Stored entries:
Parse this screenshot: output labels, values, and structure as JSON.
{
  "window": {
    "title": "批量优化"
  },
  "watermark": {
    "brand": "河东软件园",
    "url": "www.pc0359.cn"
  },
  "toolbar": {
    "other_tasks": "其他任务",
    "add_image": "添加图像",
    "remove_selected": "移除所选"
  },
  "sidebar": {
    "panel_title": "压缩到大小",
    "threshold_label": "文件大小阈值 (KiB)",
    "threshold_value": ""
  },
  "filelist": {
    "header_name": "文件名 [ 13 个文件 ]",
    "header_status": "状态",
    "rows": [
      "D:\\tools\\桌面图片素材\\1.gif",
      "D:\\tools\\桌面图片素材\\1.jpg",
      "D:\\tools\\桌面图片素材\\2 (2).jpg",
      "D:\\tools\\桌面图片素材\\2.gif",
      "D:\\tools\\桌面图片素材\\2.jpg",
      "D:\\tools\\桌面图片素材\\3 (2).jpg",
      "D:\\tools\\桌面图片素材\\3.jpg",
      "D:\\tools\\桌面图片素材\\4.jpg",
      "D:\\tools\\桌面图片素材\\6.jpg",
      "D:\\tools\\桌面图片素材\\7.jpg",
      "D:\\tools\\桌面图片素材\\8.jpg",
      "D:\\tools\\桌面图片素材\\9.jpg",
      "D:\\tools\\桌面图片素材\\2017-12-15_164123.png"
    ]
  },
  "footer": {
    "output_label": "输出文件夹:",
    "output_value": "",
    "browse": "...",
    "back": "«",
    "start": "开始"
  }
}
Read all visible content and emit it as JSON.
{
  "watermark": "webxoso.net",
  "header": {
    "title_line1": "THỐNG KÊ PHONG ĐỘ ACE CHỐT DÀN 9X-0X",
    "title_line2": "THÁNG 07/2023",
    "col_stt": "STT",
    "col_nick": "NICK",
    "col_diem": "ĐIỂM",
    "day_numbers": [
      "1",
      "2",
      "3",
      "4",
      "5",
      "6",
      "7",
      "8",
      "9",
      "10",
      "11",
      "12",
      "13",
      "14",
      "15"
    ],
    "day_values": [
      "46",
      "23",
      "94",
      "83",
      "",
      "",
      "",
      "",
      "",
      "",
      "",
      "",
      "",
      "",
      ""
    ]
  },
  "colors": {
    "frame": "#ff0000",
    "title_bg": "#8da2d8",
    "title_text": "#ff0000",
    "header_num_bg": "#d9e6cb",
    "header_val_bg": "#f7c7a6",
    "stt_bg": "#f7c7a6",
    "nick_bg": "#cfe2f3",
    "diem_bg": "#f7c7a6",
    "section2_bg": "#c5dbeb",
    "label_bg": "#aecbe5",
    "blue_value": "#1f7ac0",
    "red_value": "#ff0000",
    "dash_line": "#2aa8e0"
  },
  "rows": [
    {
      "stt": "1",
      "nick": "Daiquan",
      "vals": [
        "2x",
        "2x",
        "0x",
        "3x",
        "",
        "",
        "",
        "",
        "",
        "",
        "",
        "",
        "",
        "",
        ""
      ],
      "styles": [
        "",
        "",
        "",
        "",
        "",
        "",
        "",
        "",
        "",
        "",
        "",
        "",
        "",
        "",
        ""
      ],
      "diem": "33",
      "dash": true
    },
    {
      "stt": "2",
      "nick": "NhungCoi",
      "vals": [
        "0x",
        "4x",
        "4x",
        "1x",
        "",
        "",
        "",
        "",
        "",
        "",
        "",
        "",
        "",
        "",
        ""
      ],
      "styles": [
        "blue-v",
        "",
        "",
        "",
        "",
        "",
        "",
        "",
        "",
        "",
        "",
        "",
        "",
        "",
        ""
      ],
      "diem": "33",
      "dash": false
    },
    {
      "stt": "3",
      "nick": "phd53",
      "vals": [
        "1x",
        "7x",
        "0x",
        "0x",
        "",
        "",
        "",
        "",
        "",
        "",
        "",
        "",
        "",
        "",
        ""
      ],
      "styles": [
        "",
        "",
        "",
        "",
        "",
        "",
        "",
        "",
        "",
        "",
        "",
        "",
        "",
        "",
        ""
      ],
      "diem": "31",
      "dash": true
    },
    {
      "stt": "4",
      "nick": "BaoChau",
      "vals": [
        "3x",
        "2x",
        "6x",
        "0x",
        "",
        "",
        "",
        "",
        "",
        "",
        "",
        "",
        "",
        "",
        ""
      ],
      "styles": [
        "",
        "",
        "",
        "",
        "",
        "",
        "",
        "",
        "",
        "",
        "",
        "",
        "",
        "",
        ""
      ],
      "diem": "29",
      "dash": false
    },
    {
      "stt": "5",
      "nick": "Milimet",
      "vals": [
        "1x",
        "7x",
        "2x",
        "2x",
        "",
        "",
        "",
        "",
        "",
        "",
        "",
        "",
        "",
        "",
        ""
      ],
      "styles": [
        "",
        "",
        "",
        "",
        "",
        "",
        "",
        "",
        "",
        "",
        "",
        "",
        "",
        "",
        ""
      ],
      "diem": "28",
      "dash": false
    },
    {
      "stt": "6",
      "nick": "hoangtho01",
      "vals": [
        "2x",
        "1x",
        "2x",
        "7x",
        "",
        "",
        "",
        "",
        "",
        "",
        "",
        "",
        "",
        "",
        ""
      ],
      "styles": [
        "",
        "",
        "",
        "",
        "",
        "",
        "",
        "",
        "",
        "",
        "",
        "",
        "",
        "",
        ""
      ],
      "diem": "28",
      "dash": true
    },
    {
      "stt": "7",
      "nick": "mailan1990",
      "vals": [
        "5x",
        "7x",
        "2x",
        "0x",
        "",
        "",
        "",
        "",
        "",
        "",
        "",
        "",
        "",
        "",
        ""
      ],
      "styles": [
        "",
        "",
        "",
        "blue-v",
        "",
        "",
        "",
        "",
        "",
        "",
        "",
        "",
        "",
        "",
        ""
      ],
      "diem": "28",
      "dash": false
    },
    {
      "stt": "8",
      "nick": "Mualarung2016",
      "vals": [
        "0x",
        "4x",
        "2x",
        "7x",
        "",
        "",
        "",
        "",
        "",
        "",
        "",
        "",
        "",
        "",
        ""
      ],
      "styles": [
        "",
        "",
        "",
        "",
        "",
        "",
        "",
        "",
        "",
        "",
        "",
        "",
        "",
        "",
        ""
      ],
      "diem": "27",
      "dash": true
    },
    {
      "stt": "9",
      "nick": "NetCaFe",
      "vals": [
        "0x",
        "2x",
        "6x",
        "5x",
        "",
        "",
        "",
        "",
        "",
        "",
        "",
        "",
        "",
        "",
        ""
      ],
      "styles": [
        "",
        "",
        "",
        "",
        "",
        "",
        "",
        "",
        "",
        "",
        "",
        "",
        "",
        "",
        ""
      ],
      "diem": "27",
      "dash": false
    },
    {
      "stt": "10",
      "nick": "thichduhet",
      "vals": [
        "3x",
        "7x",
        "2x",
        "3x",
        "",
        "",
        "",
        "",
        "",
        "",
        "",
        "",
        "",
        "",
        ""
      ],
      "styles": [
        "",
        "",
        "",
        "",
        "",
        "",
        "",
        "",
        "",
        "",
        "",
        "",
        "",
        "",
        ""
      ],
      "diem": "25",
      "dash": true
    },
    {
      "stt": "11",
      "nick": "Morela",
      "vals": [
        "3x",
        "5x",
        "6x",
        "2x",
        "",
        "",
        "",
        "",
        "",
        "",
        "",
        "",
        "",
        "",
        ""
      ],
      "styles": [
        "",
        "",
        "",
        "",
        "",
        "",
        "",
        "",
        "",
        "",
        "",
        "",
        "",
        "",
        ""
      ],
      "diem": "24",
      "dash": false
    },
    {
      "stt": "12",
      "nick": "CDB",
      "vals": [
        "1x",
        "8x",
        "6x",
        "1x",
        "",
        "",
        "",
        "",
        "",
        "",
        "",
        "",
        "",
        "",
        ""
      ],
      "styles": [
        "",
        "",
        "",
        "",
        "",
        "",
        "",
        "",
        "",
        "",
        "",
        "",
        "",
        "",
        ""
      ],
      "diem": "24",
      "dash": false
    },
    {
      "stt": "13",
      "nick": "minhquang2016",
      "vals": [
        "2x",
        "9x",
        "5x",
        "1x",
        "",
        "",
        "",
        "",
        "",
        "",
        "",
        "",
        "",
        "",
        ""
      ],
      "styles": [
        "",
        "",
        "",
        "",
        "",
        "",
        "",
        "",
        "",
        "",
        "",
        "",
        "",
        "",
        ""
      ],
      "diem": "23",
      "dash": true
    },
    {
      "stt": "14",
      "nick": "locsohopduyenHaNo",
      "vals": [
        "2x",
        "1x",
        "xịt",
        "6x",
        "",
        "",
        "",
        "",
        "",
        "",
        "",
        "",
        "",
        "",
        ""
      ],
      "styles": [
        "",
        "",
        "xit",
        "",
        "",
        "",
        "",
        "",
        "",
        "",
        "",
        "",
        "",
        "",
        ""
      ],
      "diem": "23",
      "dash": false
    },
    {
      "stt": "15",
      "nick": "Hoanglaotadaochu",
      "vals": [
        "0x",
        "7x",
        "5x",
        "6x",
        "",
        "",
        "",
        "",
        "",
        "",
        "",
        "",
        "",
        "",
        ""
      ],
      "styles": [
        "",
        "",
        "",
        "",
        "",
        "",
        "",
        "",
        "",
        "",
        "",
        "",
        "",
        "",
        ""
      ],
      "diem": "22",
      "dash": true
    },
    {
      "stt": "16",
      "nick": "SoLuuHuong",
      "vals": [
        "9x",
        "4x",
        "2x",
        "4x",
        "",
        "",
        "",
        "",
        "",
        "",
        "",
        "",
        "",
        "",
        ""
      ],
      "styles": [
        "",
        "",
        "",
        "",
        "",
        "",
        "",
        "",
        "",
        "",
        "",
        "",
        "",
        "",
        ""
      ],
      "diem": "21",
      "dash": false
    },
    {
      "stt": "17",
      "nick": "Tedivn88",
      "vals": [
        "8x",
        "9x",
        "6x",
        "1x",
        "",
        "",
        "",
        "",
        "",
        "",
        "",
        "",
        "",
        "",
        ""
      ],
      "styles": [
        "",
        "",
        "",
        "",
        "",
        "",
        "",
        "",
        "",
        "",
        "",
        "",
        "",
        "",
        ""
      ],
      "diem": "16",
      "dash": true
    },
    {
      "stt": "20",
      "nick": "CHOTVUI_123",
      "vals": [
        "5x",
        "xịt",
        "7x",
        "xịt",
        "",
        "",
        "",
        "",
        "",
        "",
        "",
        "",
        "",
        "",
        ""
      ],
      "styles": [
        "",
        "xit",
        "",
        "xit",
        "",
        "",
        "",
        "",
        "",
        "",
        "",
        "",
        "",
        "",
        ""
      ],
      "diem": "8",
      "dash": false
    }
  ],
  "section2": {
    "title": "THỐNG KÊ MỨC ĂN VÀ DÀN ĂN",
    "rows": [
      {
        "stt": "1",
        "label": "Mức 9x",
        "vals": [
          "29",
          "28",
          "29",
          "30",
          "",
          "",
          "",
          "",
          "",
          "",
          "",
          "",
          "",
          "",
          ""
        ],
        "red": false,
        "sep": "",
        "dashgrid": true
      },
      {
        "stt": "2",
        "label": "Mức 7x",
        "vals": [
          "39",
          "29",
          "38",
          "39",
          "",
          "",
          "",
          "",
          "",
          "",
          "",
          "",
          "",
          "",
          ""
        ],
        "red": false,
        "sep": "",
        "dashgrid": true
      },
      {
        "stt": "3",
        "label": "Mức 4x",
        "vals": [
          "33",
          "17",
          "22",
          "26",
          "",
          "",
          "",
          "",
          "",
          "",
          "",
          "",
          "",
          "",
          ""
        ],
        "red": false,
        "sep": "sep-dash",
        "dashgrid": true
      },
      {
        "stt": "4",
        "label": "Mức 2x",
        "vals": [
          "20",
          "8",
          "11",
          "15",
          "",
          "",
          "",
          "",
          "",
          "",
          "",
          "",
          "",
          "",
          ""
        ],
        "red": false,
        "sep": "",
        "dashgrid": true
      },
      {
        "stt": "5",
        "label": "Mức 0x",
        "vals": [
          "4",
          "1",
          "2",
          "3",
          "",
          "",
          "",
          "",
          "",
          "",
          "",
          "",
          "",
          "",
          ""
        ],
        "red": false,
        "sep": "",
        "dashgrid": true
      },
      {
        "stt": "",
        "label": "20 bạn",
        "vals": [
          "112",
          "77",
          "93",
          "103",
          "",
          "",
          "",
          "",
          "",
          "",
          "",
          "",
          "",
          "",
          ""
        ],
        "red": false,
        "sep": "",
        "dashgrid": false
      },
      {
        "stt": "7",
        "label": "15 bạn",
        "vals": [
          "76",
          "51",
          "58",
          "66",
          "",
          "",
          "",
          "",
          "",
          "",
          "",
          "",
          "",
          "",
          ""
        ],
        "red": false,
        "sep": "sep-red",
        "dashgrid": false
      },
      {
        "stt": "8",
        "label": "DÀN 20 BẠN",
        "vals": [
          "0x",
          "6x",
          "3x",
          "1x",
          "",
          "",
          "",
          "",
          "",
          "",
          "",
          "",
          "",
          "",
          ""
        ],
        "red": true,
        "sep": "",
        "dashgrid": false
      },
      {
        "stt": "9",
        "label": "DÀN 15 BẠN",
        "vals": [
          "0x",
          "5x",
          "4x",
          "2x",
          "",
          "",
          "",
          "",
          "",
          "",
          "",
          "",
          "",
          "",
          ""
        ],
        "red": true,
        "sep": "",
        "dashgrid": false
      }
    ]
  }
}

GIVEN EXERCISE
How many lines of the entries above hold the string "JSON"? Reply with the number alone.

COMPLETE OUTPUT
2